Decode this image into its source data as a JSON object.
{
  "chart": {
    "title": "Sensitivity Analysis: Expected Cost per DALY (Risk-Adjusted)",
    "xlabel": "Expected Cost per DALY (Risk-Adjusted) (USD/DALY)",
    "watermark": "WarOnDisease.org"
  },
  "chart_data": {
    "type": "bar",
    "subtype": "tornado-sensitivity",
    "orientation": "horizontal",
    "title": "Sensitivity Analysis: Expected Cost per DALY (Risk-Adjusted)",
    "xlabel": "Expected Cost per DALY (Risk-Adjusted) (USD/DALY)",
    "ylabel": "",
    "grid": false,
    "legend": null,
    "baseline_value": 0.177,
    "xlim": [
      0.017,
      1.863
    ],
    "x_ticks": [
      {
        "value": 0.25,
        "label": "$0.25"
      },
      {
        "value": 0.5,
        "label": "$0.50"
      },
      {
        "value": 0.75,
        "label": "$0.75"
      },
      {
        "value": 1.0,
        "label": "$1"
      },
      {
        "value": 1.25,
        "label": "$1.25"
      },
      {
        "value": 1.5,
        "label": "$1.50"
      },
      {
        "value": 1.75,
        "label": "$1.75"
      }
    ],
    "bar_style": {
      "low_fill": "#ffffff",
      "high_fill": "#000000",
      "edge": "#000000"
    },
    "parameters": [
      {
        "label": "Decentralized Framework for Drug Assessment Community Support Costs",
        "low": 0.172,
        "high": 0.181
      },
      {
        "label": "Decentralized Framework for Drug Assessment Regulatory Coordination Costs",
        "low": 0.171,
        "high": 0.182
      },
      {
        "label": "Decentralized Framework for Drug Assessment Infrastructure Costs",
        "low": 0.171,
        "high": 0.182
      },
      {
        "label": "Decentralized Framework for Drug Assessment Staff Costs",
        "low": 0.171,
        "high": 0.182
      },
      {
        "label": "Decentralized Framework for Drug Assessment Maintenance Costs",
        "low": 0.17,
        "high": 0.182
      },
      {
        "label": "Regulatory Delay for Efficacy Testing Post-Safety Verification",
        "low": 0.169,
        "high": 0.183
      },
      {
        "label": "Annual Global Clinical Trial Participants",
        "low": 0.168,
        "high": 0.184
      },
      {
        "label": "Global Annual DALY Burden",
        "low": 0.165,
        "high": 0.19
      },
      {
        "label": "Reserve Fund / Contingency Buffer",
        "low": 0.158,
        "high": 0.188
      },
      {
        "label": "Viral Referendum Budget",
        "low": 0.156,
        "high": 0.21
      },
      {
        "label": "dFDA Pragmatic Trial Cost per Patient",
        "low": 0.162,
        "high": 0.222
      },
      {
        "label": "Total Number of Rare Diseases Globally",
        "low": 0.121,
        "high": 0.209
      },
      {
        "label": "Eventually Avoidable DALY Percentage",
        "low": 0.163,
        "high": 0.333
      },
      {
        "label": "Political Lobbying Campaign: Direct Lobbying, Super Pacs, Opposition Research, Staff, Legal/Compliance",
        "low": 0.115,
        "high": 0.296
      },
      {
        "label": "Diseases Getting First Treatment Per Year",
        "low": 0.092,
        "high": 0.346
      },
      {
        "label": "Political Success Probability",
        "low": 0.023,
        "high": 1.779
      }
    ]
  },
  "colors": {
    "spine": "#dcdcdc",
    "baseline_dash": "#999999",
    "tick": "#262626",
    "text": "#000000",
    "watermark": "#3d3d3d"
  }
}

+ + +

Activity:
Only the lines holding the word "Decentralized" belong in the answer; copy them from the listing above.

Exercise result:
        "label": "Decentralized Framework for Drug Assessment Community Support Costs",
        "label": "Decentralized Framework for Drug Assessment Regulatory Coordination Costs",
        "label": "Decentralized Framework for Drug Assessment Infrastructure Costs",
        "label": "Decentralized Framework for Drug Assessment Staff Costs",
        "label": "Decentralized Framework for Drug Assessment Maintenance Costs",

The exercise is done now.